**The exercise:**
Tally the lines that hold the string "cm²V", and reply with the count alone.

**Records shown:**

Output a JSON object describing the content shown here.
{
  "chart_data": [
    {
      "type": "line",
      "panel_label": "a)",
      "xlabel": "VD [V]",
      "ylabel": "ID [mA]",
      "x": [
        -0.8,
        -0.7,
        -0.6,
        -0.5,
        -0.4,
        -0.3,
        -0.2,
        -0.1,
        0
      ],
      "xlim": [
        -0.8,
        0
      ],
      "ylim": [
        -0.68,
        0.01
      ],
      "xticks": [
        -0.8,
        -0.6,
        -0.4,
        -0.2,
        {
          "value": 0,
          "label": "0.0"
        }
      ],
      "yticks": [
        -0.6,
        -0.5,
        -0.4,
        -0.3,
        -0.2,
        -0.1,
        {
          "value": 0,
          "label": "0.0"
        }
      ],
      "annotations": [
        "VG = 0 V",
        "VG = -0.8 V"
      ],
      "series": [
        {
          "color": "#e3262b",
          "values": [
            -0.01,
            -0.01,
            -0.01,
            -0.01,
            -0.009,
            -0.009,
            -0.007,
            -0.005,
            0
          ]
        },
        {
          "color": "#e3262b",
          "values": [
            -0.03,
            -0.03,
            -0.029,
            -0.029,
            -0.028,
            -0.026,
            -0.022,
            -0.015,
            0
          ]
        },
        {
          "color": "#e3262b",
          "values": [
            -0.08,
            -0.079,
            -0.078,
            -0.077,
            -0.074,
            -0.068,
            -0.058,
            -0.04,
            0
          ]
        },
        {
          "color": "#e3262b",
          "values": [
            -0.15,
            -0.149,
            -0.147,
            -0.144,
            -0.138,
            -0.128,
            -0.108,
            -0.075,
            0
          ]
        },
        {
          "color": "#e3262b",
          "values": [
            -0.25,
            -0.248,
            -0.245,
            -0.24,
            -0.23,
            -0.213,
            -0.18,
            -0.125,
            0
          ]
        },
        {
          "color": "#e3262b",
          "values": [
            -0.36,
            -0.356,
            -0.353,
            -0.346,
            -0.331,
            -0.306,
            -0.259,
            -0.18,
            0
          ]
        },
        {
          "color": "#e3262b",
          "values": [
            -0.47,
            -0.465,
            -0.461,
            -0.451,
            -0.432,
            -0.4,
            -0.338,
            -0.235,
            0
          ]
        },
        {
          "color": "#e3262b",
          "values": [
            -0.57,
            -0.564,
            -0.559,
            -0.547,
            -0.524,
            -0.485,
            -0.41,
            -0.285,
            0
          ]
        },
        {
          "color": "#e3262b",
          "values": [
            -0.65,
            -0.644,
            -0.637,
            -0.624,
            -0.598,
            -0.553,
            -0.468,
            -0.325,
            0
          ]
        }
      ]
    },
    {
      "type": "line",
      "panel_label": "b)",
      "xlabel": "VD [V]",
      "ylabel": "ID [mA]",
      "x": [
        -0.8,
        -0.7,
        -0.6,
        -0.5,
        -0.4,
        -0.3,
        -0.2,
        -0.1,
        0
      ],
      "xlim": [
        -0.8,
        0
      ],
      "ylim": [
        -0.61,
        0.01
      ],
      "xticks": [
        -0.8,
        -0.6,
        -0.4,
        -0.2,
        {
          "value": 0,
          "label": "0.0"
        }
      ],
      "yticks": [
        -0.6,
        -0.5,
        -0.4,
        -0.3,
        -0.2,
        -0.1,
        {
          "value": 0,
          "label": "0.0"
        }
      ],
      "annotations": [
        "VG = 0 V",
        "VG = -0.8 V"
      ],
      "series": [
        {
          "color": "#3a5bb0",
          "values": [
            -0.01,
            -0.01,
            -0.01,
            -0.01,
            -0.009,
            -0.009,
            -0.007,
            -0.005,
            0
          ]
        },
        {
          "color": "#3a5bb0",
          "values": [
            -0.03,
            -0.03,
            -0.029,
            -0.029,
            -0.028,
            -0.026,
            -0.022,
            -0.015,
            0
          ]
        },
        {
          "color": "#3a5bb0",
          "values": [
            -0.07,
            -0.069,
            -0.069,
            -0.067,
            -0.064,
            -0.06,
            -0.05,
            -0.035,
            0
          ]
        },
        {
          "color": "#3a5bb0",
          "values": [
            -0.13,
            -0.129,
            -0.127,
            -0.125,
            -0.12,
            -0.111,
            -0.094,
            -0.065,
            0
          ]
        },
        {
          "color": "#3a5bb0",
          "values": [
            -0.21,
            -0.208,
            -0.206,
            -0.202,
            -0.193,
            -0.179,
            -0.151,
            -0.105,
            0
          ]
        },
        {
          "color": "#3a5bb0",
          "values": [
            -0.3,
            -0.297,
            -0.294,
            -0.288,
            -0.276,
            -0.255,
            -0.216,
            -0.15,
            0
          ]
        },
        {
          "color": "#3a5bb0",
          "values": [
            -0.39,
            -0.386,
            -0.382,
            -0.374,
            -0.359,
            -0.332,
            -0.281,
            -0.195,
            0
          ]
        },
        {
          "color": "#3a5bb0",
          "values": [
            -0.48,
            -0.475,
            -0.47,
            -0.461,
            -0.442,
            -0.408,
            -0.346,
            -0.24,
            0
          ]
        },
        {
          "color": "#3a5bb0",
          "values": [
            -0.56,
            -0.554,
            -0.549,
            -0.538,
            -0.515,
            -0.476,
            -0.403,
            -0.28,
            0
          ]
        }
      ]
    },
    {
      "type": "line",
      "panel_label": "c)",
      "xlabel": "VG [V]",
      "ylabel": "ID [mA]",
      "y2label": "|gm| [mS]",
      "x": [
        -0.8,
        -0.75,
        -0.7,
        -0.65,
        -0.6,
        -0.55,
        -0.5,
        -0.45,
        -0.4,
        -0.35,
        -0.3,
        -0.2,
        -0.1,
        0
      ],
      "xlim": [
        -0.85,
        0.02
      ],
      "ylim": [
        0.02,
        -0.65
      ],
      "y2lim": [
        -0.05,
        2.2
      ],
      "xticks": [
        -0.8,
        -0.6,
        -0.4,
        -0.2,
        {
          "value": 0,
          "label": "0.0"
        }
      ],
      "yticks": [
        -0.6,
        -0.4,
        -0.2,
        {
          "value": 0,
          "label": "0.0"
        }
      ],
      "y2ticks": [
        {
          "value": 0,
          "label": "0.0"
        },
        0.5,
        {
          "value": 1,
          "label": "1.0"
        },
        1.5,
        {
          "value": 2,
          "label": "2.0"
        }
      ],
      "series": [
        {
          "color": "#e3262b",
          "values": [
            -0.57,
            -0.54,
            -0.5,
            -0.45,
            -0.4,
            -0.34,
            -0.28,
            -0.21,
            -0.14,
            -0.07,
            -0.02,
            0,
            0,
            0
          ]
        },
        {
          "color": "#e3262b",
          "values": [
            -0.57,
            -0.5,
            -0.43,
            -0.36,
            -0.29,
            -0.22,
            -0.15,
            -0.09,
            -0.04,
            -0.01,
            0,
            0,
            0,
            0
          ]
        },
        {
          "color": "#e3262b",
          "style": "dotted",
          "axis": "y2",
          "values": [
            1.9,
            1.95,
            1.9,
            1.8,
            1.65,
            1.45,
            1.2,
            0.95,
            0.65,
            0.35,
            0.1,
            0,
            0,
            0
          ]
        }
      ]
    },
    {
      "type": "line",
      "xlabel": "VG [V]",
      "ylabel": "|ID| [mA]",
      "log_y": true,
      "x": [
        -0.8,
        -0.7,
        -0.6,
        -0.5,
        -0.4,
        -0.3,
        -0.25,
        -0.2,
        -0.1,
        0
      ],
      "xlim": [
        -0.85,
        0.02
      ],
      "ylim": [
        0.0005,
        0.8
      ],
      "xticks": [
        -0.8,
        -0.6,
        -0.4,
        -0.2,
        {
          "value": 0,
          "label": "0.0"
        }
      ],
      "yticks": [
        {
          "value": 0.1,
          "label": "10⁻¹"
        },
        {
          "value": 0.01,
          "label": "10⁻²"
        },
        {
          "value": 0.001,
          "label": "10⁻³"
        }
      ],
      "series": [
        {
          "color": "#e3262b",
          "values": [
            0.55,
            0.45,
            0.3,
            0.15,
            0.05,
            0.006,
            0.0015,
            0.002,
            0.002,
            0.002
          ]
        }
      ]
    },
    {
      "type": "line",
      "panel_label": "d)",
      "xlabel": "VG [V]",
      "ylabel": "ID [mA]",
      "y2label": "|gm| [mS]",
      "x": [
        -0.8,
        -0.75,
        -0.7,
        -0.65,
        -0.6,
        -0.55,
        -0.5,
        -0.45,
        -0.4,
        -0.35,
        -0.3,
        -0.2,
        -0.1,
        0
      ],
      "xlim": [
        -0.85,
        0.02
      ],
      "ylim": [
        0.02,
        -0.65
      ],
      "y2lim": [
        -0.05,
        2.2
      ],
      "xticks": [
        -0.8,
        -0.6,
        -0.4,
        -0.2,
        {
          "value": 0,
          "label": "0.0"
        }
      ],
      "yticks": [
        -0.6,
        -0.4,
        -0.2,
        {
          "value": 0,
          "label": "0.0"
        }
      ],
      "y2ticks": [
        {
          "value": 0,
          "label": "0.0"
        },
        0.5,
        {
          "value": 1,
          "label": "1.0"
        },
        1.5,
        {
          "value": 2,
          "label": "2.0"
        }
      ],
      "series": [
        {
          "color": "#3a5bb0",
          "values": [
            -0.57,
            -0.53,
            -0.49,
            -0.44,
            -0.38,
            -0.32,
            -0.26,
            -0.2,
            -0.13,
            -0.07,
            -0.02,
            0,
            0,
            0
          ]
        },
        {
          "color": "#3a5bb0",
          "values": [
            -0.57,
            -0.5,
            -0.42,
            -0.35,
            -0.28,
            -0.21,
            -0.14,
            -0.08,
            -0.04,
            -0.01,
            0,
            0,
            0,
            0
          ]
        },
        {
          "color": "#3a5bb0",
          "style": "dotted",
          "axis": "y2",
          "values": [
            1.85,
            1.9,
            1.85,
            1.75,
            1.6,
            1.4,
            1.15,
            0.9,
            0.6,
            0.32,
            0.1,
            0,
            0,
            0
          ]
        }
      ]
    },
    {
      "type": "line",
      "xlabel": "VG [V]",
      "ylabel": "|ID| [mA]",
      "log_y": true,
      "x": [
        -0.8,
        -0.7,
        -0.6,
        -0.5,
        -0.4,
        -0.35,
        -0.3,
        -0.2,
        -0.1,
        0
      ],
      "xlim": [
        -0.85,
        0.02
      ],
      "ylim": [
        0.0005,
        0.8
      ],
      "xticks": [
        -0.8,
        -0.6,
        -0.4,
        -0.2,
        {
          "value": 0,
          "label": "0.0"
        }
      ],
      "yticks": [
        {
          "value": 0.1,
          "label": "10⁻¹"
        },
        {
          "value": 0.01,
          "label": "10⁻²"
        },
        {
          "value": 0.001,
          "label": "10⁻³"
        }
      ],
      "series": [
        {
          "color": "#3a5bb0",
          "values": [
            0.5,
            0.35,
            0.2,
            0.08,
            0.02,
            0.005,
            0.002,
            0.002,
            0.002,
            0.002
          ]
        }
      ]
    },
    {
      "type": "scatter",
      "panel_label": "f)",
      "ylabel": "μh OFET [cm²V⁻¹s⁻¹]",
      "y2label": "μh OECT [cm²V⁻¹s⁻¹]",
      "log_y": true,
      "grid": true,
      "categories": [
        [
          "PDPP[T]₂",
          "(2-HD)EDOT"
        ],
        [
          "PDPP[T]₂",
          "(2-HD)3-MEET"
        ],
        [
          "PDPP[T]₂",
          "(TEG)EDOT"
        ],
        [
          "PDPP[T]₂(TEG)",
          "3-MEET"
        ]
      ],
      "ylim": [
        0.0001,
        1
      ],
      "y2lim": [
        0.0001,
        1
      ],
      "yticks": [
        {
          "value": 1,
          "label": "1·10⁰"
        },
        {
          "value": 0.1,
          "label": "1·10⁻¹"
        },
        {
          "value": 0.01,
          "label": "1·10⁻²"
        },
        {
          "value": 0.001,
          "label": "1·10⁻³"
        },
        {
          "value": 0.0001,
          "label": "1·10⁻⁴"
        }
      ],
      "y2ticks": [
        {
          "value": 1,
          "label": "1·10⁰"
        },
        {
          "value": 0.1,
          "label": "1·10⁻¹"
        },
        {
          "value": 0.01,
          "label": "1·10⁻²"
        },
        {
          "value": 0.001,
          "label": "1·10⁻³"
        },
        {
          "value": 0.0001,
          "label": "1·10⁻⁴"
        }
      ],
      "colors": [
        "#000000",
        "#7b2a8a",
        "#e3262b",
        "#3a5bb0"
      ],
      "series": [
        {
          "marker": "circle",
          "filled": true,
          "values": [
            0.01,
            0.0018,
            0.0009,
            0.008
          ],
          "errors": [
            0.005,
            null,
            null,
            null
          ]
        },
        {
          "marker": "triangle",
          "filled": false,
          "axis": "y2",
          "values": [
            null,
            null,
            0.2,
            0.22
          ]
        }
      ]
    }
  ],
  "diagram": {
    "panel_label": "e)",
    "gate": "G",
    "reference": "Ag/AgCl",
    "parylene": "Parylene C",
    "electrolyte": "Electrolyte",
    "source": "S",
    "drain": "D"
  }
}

**Task response:**
2